[Stored data]
****************************************

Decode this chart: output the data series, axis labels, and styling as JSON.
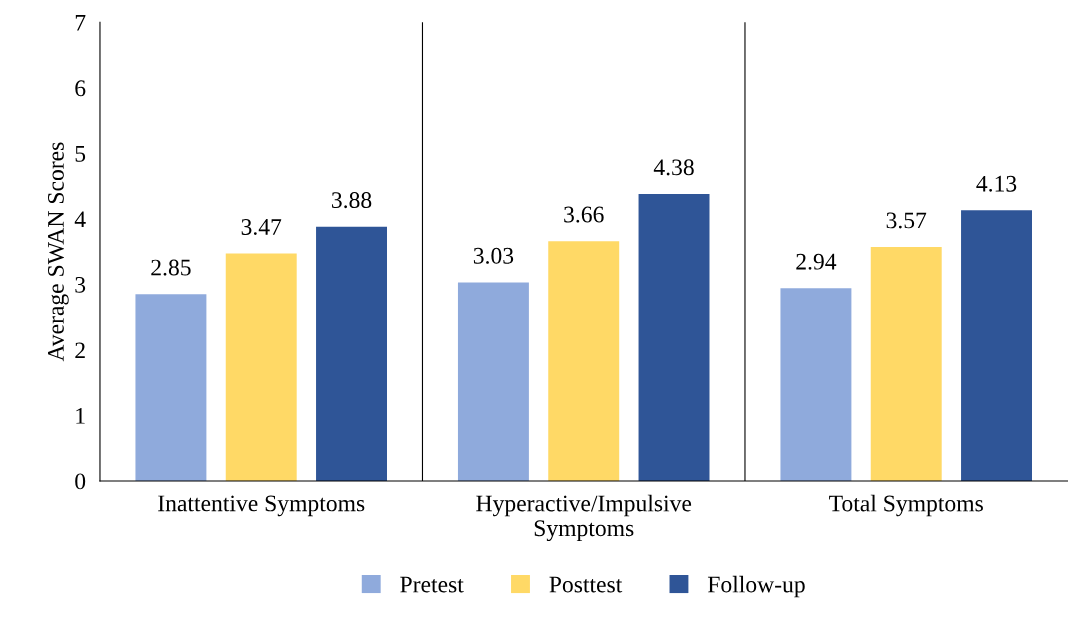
{
  "chart_data": {
    "type": "bar",
    "ylabel": "Average SWAN Scores",
    "categories": [
      "Inattentive Symptoms",
      "Hyperactive/Impulsive\nSymptoms",
      "Total Symptoms"
    ],
    "series": [
      {
        "name": "Pretest",
        "color": "#8faadc",
        "values": [
          2.85,
          3.03,
          2.94
        ]
      },
      {
        "name": "Posttest",
        "color": "#ffd966",
        "values": [
          3.47,
          3.66,
          3.57
        ]
      },
      {
        "name": "Follow-up",
        "color": "#2f5597",
        "values": [
          3.88,
          4.38,
          4.13
        ]
      }
    ],
    "ylim": [
      0,
      7
    ],
    "yticks": [
      0,
      1,
      2,
      3,
      4,
      5,
      6,
      7
    ],
    "data_labels": true,
    "grid": "x",
    "legend": "bottom"
  }
}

****************************************

**The request:** Retype each entry precisely. Skip images entirely.

**Answer to the problem:**
Decode this chart: output the data series, axis labels, and styling as JSON.
{
  "chart_data": {
    "type": "bar",
    "ylabel": "Average SWAN Scores",
    "categories": [
      "Inattentive Symptoms",
      "Hyperactive/Impulsive\nSymptoms",
      "Total Symptoms"
    ],
    "series": [
      {
        "name": "Pretest",
        "color": "#8faadc",
        "values": [
          2.85,
          3.03,
          2.94
        ]
      },
      {
        "name": "Posttest",
        "color": "#ffd966",
        "values": [
          3.47,
          3.66,
          3.57
        ]
      },
      {
        "name": "Follow-up",
        "color": "#2f5597",
        "values": [
          3.88,
          4.38,
          4.13
        ]
      }
    ],
    "ylim": [
      0,
      7
    ],
    "yticks": [
      0,
      1,
      2,
      3,
      4,
      5,
      6,
      7
    ],
    "data_labels": true,
    "grid": "x",
    "legend": "bottom"
  }
}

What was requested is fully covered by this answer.